Records:
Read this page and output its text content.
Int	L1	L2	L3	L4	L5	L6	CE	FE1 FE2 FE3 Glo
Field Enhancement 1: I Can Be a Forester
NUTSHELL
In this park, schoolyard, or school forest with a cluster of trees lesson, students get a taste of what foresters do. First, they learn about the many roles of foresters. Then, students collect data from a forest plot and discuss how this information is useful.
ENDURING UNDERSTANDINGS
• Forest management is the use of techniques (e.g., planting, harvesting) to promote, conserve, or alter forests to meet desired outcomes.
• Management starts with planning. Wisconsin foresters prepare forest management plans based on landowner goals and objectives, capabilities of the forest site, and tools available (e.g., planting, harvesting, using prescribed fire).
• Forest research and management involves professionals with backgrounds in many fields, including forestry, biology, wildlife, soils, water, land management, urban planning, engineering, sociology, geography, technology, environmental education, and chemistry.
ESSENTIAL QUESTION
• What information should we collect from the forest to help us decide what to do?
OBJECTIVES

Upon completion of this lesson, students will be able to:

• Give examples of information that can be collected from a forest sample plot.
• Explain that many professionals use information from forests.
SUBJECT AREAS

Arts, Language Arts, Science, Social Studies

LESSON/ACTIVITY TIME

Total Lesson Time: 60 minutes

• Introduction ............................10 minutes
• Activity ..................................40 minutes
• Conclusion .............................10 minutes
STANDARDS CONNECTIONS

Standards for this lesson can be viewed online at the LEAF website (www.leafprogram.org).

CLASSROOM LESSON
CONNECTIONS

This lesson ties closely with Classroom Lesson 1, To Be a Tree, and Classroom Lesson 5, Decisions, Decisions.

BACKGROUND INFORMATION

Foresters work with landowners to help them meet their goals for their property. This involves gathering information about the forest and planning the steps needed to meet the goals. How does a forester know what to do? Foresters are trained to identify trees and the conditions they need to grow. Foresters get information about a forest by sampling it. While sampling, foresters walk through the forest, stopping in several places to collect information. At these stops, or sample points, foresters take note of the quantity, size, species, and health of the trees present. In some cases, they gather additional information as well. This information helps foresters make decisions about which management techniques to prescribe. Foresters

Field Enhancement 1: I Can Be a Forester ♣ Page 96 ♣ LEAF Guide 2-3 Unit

#### Request:
Reproduce the listing above word for word.

#### Result below:
Read this page and output its text content.
Int	L1	L2	L3	L4	L5	L6	CE	FE1 FE2 FE3 Glo
Field Enhancement 1: I Can Be a Forester
NUTSHELL
In this park, schoolyard, or school forest with a cluster of trees lesson, students get a taste of what foresters do. First, they learn about the many roles of foresters. Then, students collect data from a forest plot and discuss how this information is useful.
ENDURING UNDERSTANDINGS
• Forest management is the use of techniques (e.g., planting, harvesting) to promote, conserve, or alter forests to meet desired outcomes.
• Management starts with planning. Wisconsin foresters prepare forest management plans based on landowner goals and objectives, capabilities of the forest site, and tools available (e.g., planting, harvesting, using prescribed fire).
• Forest research and management involves professionals with backgrounds in many fields, including forestry, biology, wildlife, soils, water, land management, urban planning, engineering, sociology, geography, technology, environmental education, and chemistry.
ESSENTIAL QUESTION
• What information should we collect from the forest to help us decide what to do?
OBJECTIVES

Upon completion of this lesson, students will be able to:

• Give examples of information that can be collected from a forest sample plot.
• Explain that many professionals use information from forests.
SUBJECT AREAS

Arts, Language Arts, Science, Social Studies

LESSON/ACTIVITY TIME

Total Lesson Time: 60 minutes

• Introduction ............................10 minutes
• Activity ..................................40 minutes
• Conclusion .............................10 minutes
STANDARDS CONNECTIONS

Standards for this lesson can be viewed online at the LEAF website (www.leafprogram.org).

CLASSROOM LESSON
CONNECTIONS

This lesson ties closely with Classroom Lesson 1, To Be a Tree, and Classroom Lesson 5, Decisions, Decisions.

BACKGROUND INFORMATION

Foresters work with landowners to help them meet their goals for their property. This involves gathering information about the forest and planning the steps needed to meet the goals. How does a forester know what to do? Foresters are trained to identify trees and the conditions they need to grow. Foresters get information about a forest by sampling it. While sampling, foresters walk through the forest, stopping in several places to collect information. At these stops, or sample points, foresters take note of the quantity, size, species, and health of the trees present. In some cases, they gather additional information as well. This information helps foresters make decisions about which management techniques to prescribe. Foresters

Field Enhancement 1: I Can Be a Forester ♣ Page 96 ♣ LEAF Guide 2-3 Unit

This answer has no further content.